───── ENTRIES PROVIDED

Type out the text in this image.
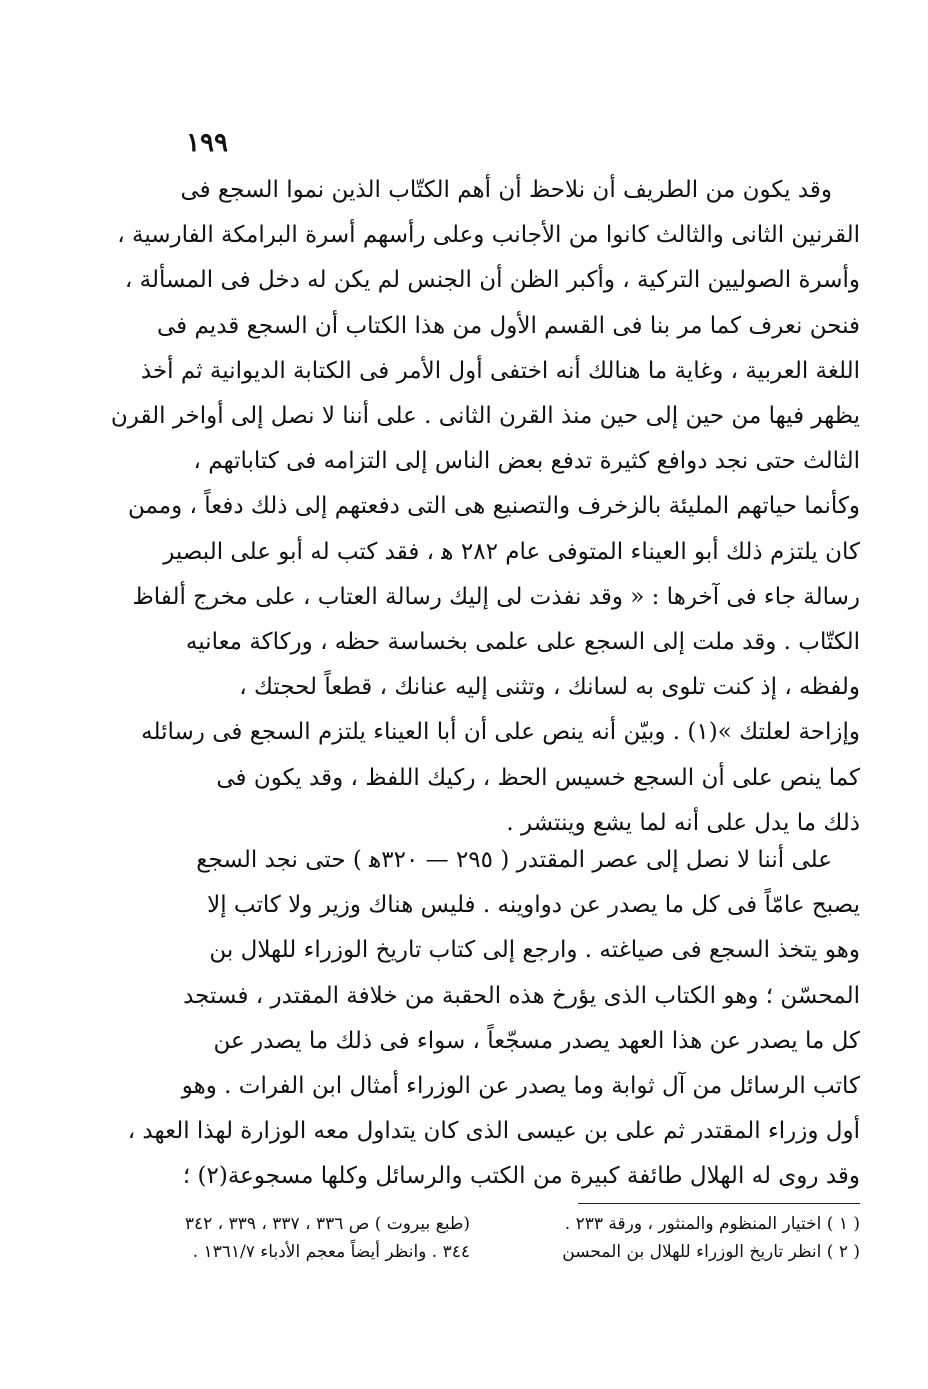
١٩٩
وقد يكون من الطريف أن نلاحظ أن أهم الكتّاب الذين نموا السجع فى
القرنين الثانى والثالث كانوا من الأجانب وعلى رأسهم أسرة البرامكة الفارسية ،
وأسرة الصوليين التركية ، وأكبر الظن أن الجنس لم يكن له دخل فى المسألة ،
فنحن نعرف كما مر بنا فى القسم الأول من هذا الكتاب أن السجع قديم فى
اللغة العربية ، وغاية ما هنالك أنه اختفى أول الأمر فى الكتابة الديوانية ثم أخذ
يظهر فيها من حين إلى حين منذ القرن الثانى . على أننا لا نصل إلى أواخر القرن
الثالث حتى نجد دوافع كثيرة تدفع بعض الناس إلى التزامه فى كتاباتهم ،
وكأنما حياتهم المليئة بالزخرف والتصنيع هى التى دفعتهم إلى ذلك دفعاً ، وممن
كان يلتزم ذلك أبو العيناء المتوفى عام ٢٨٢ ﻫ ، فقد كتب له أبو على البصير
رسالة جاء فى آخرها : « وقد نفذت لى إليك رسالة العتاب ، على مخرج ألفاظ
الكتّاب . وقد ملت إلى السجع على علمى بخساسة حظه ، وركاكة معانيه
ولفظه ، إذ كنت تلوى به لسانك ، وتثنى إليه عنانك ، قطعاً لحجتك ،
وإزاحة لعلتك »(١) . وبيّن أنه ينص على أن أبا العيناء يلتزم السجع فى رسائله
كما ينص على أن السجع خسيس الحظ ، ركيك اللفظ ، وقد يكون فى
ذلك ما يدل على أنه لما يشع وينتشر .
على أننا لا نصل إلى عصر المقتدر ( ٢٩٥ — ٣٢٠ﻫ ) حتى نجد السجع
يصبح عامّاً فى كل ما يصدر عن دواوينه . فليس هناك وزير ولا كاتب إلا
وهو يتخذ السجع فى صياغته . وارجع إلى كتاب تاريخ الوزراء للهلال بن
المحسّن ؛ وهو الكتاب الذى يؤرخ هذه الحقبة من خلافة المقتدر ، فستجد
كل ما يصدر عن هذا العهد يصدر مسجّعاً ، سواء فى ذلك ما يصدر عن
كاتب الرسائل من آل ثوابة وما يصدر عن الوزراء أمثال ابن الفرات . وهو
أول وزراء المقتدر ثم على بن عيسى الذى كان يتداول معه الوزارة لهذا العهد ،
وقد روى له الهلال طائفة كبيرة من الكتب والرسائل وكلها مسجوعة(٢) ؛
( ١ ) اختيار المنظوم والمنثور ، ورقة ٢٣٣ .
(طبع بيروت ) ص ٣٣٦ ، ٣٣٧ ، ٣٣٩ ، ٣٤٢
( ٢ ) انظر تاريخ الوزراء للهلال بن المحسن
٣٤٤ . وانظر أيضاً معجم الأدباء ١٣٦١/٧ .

──────────
───── ENTRIES PROVIDED

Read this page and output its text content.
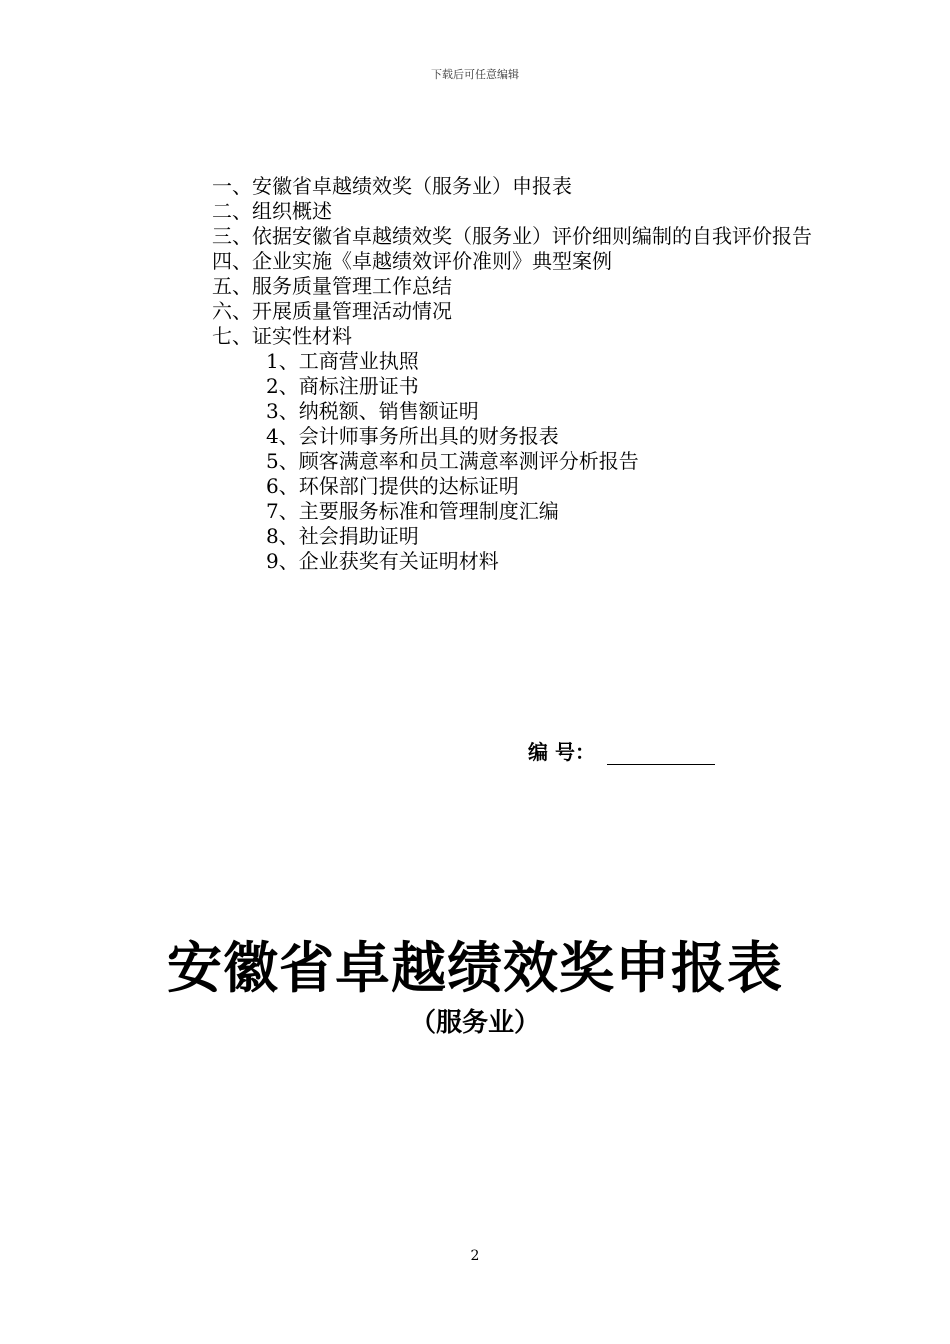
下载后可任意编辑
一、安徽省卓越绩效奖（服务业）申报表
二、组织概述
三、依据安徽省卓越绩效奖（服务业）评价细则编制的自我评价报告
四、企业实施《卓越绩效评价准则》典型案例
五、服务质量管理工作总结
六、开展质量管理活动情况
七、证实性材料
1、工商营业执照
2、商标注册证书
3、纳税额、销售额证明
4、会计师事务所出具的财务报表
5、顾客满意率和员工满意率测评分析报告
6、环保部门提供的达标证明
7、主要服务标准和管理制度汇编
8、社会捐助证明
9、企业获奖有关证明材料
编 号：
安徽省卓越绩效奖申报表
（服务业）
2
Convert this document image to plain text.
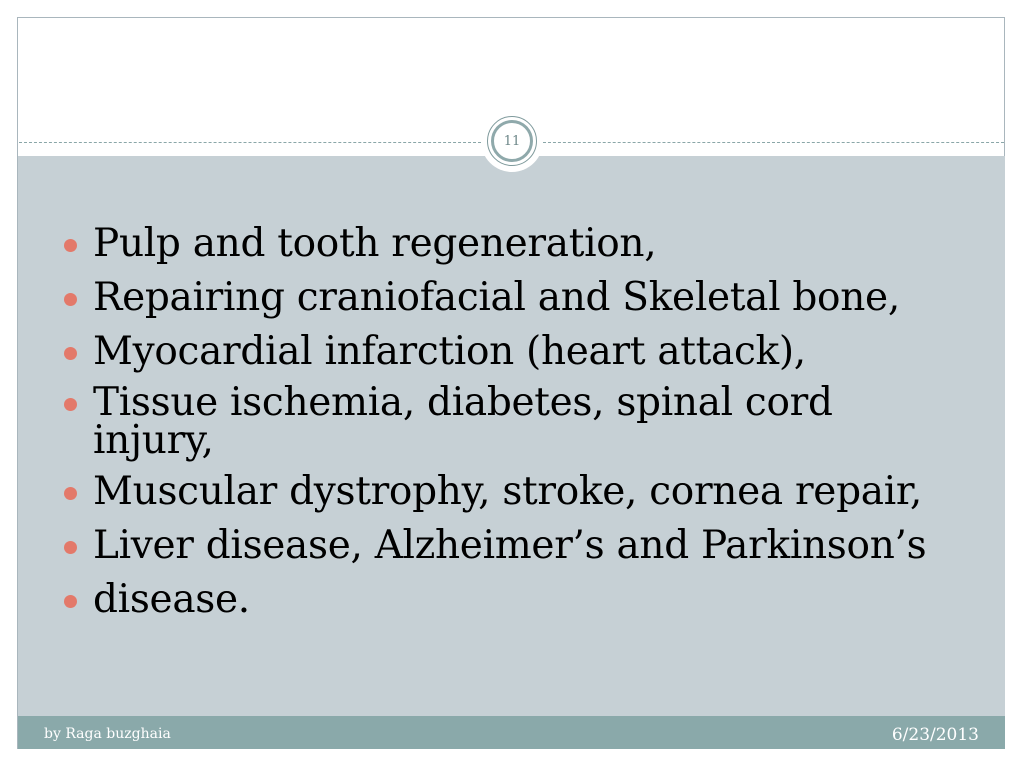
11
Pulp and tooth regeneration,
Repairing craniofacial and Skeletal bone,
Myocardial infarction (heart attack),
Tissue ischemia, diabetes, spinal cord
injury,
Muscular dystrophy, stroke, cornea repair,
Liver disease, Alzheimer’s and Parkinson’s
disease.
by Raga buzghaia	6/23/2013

──────────

Leave out every line without the string "العيناء" and copy the rest.

كان يلتزم ذلك أبو العيناء المتوفى عام ٢٨٢ ﻫ ، فقد كتب له أبو على البصير
وإزاحة لعلتك »(١) . وبيّن أنه ينص على أن أبا العيناء يلتزم السجع فى رسائله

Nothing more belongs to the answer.